:: Goal of the exercise ::
Using the listing below, copy every line that mentions "sesión".

:: Entries ::
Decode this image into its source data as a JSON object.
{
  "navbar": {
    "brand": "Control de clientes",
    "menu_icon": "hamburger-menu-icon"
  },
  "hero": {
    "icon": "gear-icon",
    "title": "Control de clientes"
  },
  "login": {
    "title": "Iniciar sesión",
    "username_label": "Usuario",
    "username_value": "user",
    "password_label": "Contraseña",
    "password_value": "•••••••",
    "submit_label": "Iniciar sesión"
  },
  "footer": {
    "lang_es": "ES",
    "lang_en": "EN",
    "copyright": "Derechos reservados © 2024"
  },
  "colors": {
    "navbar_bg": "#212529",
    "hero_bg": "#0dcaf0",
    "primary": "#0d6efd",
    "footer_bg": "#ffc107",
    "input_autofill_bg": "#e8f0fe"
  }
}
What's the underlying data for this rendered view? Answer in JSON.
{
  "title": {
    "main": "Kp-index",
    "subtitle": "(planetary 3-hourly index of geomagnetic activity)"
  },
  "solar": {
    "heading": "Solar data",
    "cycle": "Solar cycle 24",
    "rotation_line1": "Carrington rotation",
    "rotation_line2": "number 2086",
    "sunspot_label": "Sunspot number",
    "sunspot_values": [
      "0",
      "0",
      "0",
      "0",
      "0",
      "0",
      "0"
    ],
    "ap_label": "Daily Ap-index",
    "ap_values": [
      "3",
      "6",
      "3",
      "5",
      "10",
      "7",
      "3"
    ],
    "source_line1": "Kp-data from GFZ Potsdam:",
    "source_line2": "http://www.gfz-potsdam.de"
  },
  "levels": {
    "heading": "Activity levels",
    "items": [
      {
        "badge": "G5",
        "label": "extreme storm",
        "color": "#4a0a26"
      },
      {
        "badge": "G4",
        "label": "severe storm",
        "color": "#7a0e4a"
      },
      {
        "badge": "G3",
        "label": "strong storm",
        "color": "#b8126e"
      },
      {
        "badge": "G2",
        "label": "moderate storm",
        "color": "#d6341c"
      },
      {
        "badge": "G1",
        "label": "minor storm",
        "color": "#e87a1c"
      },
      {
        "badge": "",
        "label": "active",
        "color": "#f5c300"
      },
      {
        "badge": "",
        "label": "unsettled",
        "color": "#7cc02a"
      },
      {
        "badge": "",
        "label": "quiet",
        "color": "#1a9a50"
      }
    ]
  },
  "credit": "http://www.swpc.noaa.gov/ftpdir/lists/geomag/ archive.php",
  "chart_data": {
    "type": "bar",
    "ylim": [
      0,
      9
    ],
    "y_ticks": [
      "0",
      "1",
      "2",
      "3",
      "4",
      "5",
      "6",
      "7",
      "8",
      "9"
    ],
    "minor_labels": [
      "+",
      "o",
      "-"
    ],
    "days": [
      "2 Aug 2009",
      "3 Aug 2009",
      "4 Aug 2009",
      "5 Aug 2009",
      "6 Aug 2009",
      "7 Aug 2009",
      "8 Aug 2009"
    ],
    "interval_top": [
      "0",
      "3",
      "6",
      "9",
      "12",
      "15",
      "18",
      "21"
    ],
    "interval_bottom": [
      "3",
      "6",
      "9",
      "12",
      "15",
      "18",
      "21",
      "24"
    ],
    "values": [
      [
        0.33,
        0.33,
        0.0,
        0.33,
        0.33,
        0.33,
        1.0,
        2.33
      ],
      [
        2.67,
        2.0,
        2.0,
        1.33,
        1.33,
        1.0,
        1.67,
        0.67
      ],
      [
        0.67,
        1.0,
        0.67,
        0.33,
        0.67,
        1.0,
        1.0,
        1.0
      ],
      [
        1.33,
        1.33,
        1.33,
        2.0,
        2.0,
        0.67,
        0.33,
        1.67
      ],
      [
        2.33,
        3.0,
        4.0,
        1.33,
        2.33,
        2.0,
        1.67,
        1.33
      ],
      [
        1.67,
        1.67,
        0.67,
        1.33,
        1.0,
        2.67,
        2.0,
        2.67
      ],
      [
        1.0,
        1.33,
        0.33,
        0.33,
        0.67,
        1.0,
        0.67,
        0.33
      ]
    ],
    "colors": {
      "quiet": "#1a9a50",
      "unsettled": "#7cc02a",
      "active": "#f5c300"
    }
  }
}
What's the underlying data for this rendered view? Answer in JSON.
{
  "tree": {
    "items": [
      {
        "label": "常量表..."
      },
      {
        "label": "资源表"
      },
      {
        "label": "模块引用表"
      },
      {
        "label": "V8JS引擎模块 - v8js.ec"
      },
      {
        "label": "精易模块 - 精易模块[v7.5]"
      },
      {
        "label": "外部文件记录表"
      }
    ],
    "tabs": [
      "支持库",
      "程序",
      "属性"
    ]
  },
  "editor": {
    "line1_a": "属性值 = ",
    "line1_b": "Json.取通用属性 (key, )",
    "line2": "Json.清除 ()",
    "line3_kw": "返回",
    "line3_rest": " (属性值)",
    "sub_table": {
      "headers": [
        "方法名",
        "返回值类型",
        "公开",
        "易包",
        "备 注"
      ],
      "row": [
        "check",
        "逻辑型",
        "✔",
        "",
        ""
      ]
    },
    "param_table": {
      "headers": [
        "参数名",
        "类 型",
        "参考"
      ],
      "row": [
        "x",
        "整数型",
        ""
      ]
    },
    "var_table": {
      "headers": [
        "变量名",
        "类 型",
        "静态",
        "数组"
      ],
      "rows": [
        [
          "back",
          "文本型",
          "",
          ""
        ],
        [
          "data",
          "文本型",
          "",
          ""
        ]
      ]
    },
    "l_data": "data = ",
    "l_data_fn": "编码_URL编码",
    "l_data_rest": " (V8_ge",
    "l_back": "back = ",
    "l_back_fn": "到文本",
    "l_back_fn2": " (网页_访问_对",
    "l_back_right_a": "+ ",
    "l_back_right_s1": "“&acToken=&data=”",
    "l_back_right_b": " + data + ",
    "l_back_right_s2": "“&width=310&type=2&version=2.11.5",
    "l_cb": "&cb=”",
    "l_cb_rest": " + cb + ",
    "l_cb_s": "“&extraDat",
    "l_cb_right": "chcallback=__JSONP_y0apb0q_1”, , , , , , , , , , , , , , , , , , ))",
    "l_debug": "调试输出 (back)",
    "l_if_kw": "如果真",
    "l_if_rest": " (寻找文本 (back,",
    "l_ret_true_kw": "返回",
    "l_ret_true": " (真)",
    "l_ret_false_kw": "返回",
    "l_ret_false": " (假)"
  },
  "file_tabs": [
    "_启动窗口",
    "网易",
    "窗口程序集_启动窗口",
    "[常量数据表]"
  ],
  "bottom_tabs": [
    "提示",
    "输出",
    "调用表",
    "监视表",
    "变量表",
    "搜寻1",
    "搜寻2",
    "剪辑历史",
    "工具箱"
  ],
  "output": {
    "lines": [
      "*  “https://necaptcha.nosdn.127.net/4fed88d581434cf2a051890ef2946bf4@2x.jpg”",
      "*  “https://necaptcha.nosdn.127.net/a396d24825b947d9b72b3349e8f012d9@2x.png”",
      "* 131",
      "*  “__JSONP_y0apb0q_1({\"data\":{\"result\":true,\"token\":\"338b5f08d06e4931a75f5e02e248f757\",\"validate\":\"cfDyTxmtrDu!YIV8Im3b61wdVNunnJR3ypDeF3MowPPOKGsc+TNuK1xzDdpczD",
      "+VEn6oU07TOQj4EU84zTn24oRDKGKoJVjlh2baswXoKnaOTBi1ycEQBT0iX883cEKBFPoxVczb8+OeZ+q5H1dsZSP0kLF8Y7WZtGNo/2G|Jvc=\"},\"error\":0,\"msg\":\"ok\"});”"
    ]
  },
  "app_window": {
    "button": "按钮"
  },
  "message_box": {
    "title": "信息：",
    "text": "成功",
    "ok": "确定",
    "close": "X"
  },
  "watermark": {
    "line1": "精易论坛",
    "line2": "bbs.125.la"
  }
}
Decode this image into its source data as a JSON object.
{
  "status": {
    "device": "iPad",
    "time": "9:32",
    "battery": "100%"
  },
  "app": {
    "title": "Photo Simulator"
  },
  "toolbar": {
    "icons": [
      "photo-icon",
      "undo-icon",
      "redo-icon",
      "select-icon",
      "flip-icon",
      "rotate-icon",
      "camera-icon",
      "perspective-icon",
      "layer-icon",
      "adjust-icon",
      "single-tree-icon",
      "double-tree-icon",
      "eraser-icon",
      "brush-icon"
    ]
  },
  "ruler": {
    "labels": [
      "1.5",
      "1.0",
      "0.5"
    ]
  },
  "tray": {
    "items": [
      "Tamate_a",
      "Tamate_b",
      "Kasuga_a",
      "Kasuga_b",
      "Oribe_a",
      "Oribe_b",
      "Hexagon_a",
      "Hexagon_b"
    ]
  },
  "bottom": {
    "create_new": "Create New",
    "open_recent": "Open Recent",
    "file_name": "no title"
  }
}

:: Reply ::
    "title": "Iniciar sesión",
    "submit_label": "Iniciar sesión"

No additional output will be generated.